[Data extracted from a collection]
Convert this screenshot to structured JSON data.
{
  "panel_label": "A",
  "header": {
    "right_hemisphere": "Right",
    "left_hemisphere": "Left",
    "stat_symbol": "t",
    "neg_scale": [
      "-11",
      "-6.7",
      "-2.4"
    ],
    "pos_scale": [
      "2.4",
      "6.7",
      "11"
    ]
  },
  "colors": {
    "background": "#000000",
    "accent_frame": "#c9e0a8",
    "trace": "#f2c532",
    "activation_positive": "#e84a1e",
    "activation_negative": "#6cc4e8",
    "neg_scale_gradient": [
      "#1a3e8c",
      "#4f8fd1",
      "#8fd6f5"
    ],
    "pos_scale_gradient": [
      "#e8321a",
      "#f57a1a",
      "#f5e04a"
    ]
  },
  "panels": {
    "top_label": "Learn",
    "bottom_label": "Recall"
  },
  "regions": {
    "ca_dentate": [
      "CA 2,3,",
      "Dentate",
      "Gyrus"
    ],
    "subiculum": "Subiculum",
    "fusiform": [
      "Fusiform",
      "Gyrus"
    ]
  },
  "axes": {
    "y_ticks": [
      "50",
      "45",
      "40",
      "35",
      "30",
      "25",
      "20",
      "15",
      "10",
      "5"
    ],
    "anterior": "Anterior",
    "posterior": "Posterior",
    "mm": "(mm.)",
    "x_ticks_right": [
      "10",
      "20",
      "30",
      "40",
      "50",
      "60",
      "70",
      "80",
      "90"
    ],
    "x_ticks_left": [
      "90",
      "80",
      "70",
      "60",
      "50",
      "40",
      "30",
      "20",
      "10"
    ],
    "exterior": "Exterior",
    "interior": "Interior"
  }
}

● TASK REQUIREMENTS: Please set down each line of the records exactly as given.

● WRITTEN RESPONSE:
Convert this screenshot to structured JSON data.
{
  "panel_label": "A",
  "header": {
    "right_hemisphere": "Right",
    "left_hemisphere": "Left",
    "stat_symbol": "t",
    "neg_scale": [
      "-11",
      "-6.7",
      "-2.4"
    ],
    "pos_scale": [
      "2.4",
      "6.7",
      "11"
    ]
  },
  "colors": {
    "background": "#000000",
    "accent_frame": "#c9e0a8",
    "trace": "#f2c532",
    "activation_positive": "#e84a1e",
    "activation_negative": "#6cc4e8",
    "neg_scale_gradient": [
      "#1a3e8c",
      "#4f8fd1",
      "#8fd6f5"
    ],
    "pos_scale_gradient": [
      "#e8321a",
      "#f57a1a",
      "#f5e04a"
    ]
  },
  "panels": {
    "top_label": "Learn",
    "bottom_label": "Recall"
  },
  "regions": {
    "ca_dentate": [
      "CA 2,3,",
      "Dentate",
      "Gyrus"
    ],
    "subiculum": "Subiculum",
    "fusiform": [
      "Fusiform",
      "Gyrus"
    ]
  },
  "axes": {
    "y_ticks": [
      "50",
      "45",
      "40",
      "35",
      "30",
      "25",
      "20",
      "15",
      "10",
      "5"
    ],
    "anterior": "Anterior",
    "posterior": "Posterior",
    "mm": "(mm.)",
    "x_ticks_right": [
      "10",
      "20",
      "30",
      "40",
      "50",
      "60",
      "70",
      "80",
      "90"
    ],
    "x_ticks_left": [
      "90",
      "80",
      "70",
      "60",
      "50",
      "40",
      "30",
      "20",
      "10"
    ],
    "exterior": "Exterior",
    "interior": "Interior"
  }
}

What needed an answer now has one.